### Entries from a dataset
* START *

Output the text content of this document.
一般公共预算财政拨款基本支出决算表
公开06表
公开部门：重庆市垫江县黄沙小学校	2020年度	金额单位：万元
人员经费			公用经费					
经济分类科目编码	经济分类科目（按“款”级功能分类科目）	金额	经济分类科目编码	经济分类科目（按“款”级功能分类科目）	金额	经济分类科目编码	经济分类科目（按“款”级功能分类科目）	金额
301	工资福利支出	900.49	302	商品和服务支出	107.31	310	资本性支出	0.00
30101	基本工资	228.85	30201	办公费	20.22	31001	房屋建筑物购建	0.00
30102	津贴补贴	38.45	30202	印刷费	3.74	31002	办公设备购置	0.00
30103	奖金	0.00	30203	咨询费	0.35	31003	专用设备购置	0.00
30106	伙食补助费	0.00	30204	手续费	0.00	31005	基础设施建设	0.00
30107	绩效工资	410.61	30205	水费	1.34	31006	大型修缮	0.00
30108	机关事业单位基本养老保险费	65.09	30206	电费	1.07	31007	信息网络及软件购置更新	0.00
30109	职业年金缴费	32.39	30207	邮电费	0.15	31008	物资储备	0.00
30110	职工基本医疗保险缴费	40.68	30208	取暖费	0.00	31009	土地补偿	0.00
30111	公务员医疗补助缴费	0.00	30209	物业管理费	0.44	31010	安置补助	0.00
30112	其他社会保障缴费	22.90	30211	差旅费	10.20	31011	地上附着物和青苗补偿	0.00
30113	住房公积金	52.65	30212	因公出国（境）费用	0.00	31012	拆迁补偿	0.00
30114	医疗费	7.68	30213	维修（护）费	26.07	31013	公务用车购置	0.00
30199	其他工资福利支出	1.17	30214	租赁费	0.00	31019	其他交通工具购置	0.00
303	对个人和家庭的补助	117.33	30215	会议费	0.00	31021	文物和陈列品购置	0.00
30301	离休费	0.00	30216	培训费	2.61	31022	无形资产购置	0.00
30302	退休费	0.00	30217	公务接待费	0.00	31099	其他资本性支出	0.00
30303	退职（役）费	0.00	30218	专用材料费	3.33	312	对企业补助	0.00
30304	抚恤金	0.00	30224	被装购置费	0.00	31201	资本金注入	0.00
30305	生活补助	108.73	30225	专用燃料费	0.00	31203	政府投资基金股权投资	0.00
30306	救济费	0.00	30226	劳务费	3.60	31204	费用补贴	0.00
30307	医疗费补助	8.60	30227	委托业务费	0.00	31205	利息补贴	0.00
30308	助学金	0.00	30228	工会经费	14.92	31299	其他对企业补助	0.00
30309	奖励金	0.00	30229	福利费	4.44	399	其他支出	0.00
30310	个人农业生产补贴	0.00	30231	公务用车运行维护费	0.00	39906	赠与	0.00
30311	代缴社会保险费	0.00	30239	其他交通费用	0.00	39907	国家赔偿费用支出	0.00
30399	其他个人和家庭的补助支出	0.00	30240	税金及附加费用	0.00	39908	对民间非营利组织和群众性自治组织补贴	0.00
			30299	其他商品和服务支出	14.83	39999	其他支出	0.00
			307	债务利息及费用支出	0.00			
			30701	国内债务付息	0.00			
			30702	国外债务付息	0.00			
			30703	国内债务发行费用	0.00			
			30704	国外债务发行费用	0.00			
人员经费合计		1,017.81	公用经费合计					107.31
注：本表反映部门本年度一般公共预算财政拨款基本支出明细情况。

* END *

### Task to complete
Copy out each record, keeping every word as it is.

### Finished exercise
Output the text content of this document.
一般公共预算财政拨款基本支出决算表
公开06表
公开部门：重庆市垫江县黄沙小学校	2020年度	金额单位：万元
人员经费			公用经费					
经济分类科目编码	经济分类科目（按“款”级功能分类科目）	金额	经济分类科目编码	经济分类科目（按“款”级功能分类科目）	金额	经济分类科目编码	经济分类科目（按“款”级功能分类科目）	金额
301	工资福利支出	900.49	302	商品和服务支出	107.31	310	资本性支出	0.00
30101	基本工资	228.85	30201	办公费	20.22	31001	房屋建筑物购建	0.00
30102	津贴补贴	38.45	30202	印刷费	3.74	31002	办公设备购置	0.00
30103	奖金	0.00	30203	咨询费	0.35	31003	专用设备购置	0.00
30106	伙食补助费	0.00	30204	手续费	0.00	31005	基础设施建设	0.00
30107	绩效工资	410.61	30205	水费	1.34	31006	大型修缮	0.00
30108	机关事业单位基本养老保险费	65.09	30206	电费	1.07	31007	信息网络及软件购置更新	0.00
30109	职业年金缴费	32.39	30207	邮电费	0.15	31008	物资储备	0.00
30110	职工基本医疗保险缴费	40.68	30208	取暖费	0.00	31009	土地补偿	0.00
30111	公务员医疗补助缴费	0.00	30209	物业管理费	0.44	31010	安置补助	0.00
30112	其他社会保障缴费	22.90	30211	差旅费	10.20	31011	地上附着物和青苗补偿	0.00
30113	住房公积金	52.65	30212	因公出国（境）费用	0.00	31012	拆迁补偿	0.00
30114	医疗费	7.68	30213	维修（护）费	26.07	31013	公务用车购置	0.00
30199	其他工资福利支出	1.17	30214	租赁费	0.00	31019	其他交通工具购置	0.00
303	对个人和家庭的补助	117.33	30215	会议费	0.00	31021	文物和陈列品购置	0.00
30301	离休费	0.00	30216	培训费	2.61	31022	无形资产购置	0.00
30302	退休费	0.00	30217	公务接待费	0.00	31099	其他资本性支出	0.00
30303	退职（役）费	0.00	30218	专用材料费	3.33	312	对企业补助	0.00
30304	抚恤金	0.00	30224	被装购置费	0.00	31201	资本金注入	0.00
30305	生活补助	108.73	30225	专用燃料费	0.00	31203	政府投资基金股权投资	0.00
30306	救济费	0.00	30226	劳务费	3.60	31204	费用补贴	0.00
30307	医疗费补助	8.60	30227	委托业务费	0.00	31205	利息补贴	0.00
30308	助学金	0.00	30228	工会经费	14.92	31299	其他对企业补助	0.00
30309	奖励金	0.00	30229	福利费	4.44	399	其他支出	0.00
30310	个人农业生产补贴	0.00	30231	公务用车运行维护费	0.00	39906	赠与	0.00
30311	代缴社会保险费	0.00	30239	其他交通费用	0.00	39907	国家赔偿费用支出	0.00
30399	其他个人和家庭的补助支出	0.00	30240	税金及附加费用	0.00	39908	对民间非营利组织和群众性自治组织补贴	0.00
			30299	其他商品和服务支出	14.83	39999	其他支出	0.00
			307	债务利息及费用支出	0.00			
			30701	国内债务付息	0.00			
			30702	国外债务付息	0.00			
			30703	国内债务发行费用	0.00			
			30704	国外债务发行费用	0.00			
人员经费合计		1,017.81	公用经费合计					107.31
注：本表反映部门本年度一般公共预算财政拨款基本支出明细情况。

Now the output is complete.